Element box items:

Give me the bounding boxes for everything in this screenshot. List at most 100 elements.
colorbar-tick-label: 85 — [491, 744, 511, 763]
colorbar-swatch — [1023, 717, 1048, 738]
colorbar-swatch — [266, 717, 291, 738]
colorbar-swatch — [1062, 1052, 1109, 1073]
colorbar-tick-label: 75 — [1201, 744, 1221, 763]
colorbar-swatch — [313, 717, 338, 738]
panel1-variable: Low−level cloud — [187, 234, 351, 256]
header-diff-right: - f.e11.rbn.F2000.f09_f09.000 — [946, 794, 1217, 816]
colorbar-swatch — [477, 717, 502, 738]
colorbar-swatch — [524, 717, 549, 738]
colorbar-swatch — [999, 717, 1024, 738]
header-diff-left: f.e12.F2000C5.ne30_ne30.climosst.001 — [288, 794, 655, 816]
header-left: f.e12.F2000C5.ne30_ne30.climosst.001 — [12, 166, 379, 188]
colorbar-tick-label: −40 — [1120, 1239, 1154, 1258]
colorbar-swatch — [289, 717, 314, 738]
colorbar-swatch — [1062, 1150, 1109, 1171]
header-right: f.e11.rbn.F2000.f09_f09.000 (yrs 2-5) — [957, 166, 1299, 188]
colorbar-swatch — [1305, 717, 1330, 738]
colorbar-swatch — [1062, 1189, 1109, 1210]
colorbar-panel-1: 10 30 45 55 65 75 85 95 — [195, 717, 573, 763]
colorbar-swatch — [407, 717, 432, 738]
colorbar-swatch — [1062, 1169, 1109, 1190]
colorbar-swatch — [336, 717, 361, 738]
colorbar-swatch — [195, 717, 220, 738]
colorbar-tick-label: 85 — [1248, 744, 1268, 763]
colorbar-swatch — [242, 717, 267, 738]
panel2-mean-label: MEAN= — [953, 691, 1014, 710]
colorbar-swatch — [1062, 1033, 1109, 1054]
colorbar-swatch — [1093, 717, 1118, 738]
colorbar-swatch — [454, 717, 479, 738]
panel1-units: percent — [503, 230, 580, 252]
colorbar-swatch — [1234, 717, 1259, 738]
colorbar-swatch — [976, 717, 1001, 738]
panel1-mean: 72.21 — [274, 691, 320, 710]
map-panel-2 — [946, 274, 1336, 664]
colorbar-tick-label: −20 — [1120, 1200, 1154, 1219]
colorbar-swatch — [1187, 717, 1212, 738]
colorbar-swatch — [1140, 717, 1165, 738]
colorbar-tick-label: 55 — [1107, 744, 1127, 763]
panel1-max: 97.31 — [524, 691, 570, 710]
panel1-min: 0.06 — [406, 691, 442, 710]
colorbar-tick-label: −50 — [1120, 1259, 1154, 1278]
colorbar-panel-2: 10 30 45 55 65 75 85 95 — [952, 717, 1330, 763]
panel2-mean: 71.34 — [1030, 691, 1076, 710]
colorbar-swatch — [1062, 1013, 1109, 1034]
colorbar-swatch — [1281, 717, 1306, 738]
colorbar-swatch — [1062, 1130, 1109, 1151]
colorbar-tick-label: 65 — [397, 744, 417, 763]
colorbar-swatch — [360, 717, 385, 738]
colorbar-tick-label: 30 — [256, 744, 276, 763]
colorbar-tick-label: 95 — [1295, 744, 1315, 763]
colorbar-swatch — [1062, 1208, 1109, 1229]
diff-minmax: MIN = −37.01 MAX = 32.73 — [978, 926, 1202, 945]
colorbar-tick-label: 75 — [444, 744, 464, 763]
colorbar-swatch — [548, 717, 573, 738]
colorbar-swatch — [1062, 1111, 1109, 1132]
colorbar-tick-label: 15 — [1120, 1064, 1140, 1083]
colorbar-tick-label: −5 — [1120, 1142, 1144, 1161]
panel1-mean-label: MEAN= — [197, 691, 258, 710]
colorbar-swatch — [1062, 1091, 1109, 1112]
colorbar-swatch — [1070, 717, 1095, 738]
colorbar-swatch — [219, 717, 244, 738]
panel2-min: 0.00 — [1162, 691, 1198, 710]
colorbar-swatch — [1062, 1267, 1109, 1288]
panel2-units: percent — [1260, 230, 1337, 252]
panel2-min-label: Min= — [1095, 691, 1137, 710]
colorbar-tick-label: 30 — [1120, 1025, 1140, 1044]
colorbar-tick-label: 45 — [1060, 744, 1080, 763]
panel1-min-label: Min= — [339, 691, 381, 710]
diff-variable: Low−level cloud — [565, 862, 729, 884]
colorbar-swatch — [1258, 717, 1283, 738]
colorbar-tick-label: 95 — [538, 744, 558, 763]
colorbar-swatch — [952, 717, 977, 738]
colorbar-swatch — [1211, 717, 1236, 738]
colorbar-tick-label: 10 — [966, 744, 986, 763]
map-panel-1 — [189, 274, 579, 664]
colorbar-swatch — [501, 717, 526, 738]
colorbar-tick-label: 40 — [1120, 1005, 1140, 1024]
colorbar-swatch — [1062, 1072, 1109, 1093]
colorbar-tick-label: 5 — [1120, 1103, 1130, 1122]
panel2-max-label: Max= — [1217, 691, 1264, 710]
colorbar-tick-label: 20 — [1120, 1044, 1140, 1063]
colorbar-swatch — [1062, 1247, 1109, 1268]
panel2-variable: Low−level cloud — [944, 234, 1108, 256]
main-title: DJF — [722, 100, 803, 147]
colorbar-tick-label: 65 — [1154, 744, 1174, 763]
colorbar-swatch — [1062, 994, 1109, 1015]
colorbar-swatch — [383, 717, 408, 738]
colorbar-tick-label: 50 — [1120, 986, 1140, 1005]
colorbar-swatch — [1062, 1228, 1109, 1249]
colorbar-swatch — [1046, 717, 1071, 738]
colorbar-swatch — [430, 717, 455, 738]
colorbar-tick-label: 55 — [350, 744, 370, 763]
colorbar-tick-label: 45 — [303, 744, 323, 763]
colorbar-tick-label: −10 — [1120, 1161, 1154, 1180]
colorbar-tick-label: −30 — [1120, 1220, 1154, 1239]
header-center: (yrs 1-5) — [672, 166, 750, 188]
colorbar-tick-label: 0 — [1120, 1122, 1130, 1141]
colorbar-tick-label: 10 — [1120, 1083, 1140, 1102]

Aim of the exercise
Render the items above as a Markdown table with two columns, "Row" and "Entry." Put each line's number under "Row" and the line itself under "Entry," leaving out blank lines.

Reply
| Row | Entry |
|---|---|
| 1 | Give me the bounding boxes for everything in this screenshot. List at most 100 elements. |
| 2 | colorbar-tick-label: 85 — [491, 744, 511, 763] |
| 3 | colorbar-swatch — [1023, 717, 1048, 738] |
| 4 | colorbar-swatch — [266, 717, 291, 738] |
| 5 | colorbar-swatch — [1062, 1052, 1109, 1073] |
| 6 | colorbar-tick-label: 75 — [1201, 744, 1221, 763] |
| 7 | colorbar-swatch — [313, 717, 338, 738] |
| 8 | panel1-variable: Low−level cloud — [187, 234, 351, 256] |
| 9 | header-diff-right: - f.e11.rbn.F2000.f09_f09.000 — [946, 794, 1217, 816] |
| 10 | colorbar-swatch — [477, 717, 502, 738] |
| 11 | colorbar-swatch — [524, 717, 549, 738] |
| 12 | colorbar-swatch — [999, 717, 1024, 738] |
| 13 | header-diff-left: f.e12.F2000C5.ne30_ne30.climosst.001 — [288, 794, 655, 816] |
| 14 | header-left: f.e12.F2000C5.ne30_ne30.climosst.001 — [12, 166, 379, 188] |
| 15 | colorbar-tick-label: −40 — [1120, 1239, 1154, 1258] |
| 16 | colorbar-swatch — [289, 717, 314, 738] |
| 17 | colorbar-swatch — [1062, 1150, 1109, 1171] |
| 18 | header-right: f.e11.rbn.F2000.f09_f09.000 (yrs 2-5) — [957, 166, 1299, 188] |
| 19 | colorbar-swatch — [1305, 717, 1330, 738] |
| 20 | colorbar-swatch — [1062, 1189, 1109, 1210] |
| 21 | colorbar-panel-1: 10 30 45 55 65 75 85 95 — [195, 717, 573, 763] |
| 22 | colorbar-swatch — [407, 717, 432, 738] |
| 23 | colorbar-swatch — [1062, 1169, 1109, 1190] |
| 24 | colorbar-swatch — [336, 717, 361, 738] |
| 25 | colorbar-swatch — [195, 717, 220, 738] |
| 26 | colorbar-tick-label: 85 — [1248, 744, 1268, 763] |
| 27 | colorbar-swatch — [242, 717, 267, 738] |
| 28 | panel2-mean-label: MEAN= — [953, 691, 1014, 710] |
| 29 | colorbar-swatch — [1062, 1033, 1109, 1054] |
| 30 | colorbar-swatch — [1093, 717, 1118, 738] |
| 31 | colorbar-swatch — [454, 717, 479, 738] |
| 32 | panel1-units: percent — [503, 230, 580, 252] |
| 33 | colorbar-swatch — [1234, 717, 1259, 738] |
| 34 | colorbar-swatch — [976, 717, 1001, 738] |
| 35 | panel1-mean: 72.21 — [274, 691, 320, 710] |
| 36 | map-panel-2 — [946, 274, 1336, 664] |
| 37 | colorbar-tick-label: −20 — [1120, 1200, 1154, 1219] |
| 38 | colorbar-swatch — [1187, 717, 1212, 738] |
| 39 | colorbar-swatch — [1140, 717, 1165, 738] |
| 40 | colorbar-tick-label: 55 — [1107, 744, 1127, 763] |
| 41 | panel1-max: 97.31 — [524, 691, 570, 710] |
| 42 | panel1-min: 0.06 — [406, 691, 442, 710] |
| 43 | colorbar-tick-label: −50 — [1120, 1259, 1154, 1278] |
| 44 | colorbar-panel-2: 10 30 45 55 65 75 85 95 — [952, 717, 1330, 763] |
| 45 | panel2-mean: 71.34 — [1030, 691, 1076, 710] |
| 46 | colorbar-swatch — [1062, 1013, 1109, 1034] |
| 47 | colorbar-swatch — [1281, 717, 1306, 738] |
| 48 | colorbar-swatch — [1062, 1130, 1109, 1151] |
| 49 | colorbar-tick-label: 65 — [397, 744, 417, 763] |
| 50 | colorbar-swatch — [360, 717, 385, 738] |
| 51 | colorbar-tick-label: 30 — [256, 744, 276, 763] |
| 52 | colorbar-tick-label: 95 — [1295, 744, 1315, 763] |
| 53 | colorbar-swatch — [1062, 1208, 1109, 1229] |
| 54 | diff-minmax: MIN = −37.01 MAX = 32.73 — [978, 926, 1202, 945] |
| 55 | colorbar-tick-label: 75 — [444, 744, 464, 763] |
| 56 | colorbar-swatch — [548, 717, 573, 738] |
| 57 | colorbar-swatch — [1062, 1111, 1109, 1132] |
| 58 | colorbar-tick-label: 15 — [1120, 1064, 1140, 1083] |
| 59 | colorbar-tick-label: −5 — [1120, 1142, 1144, 1161] |
| 60 | panel1-mean-label: MEAN= — [197, 691, 258, 710] |
| 61 | colorbar-swatch — [1062, 1091, 1109, 1112] |
| 62 | colorbar-swatch — [1070, 717, 1095, 738] |
| 63 | colorbar-swatch — [219, 717, 244, 738] |
| 64 | panel2-min: 0.00 — [1162, 691, 1198, 710] |
| 65 | colorbar-swatch — [1062, 1267, 1109, 1288] |
| 66 | panel2-units: percent — [1260, 230, 1337, 252] |
| 67 | panel2-min-label: Min= — [1095, 691, 1137, 710] |
| 68 | colorbar-tick-label: 30 — [1120, 1025, 1140, 1044] |
| 69 | colorbar-tick-label: 45 — [1060, 744, 1080, 763] |
| 70 | panel1-min-label: Min= — [339, 691, 381, 710] |
| 71 | diff-variable: Low−level cloud — [565, 862, 729, 884] |
| 72 | colorbar-swatch — [1258, 717, 1283, 738] |
| 73 | colorbar-tick-label: 95 — [538, 744, 558, 763] |
| 74 | colorbar-swatch — [952, 717, 977, 738] |
| 75 | colorbar-swatch — [1211, 717, 1236, 738] |
| 76 | colorbar-tick-label: 10 — [966, 744, 986, 763] |
| 77 | map-panel-1 — [189, 274, 579, 664] |
| 78 | colorbar-swatch — [501, 717, 526, 738] |
| 79 | colorbar-tick-label: 40 — [1120, 1005, 1140, 1024] |
| 80 | colorbar-swatch — [1062, 1072, 1109, 1093] |
| 81 | colorbar-tick-label: 5 — [1120, 1103, 1130, 1122] |
| 82 | panel2-max-label: Max= — [1217, 691, 1264, 710] |
| 83 | colorbar-tick-label: 20 — [1120, 1044, 1140, 1063] |
| 84 | colorbar-swatch — [1062, 1247, 1109, 1268] |
| 85 | panel2-variable: Low−level cloud — [944, 234, 1108, 256] |
| 86 | main-title: DJF — [722, 100, 803, 147] |
| 87 | colorbar-tick-label: 65 — [1154, 744, 1174, 763] |
| 88 | colorbar-swatch — [1062, 994, 1109, 1015] |
| 89 | colorbar-swatch — [383, 717, 408, 738] |
| 90 | colorbar-tick-label: 50 — [1120, 986, 1140, 1005] |
| 91 | colorbar-swatch — [1062, 1228, 1109, 1249] |
| 92 | colorbar-swatch — [1046, 717, 1071, 738] |
| 93 | colorbar-swatch — [430, 717, 455, 738] |
| 94 | colorbar-tick-label: 55 — [350, 744, 370, 763] |
| 95 | colorbar-tick-label: 45 — [303, 744, 323, 763] |
| 96 | colorbar-tick-label: −10 — [1120, 1161, 1154, 1180] |
| 97 | colorbar-tick-label: −30 — [1120, 1220, 1154, 1239] |
| 98 | header-center: (yrs 1-5) — [672, 166, 750, 188] |
| 99 | colorbar-tick-label: 0 — [1120, 1122, 1130, 1141] |
| 100 | colorbar-tick-label: 10 — [1120, 1083, 1140, 1102] |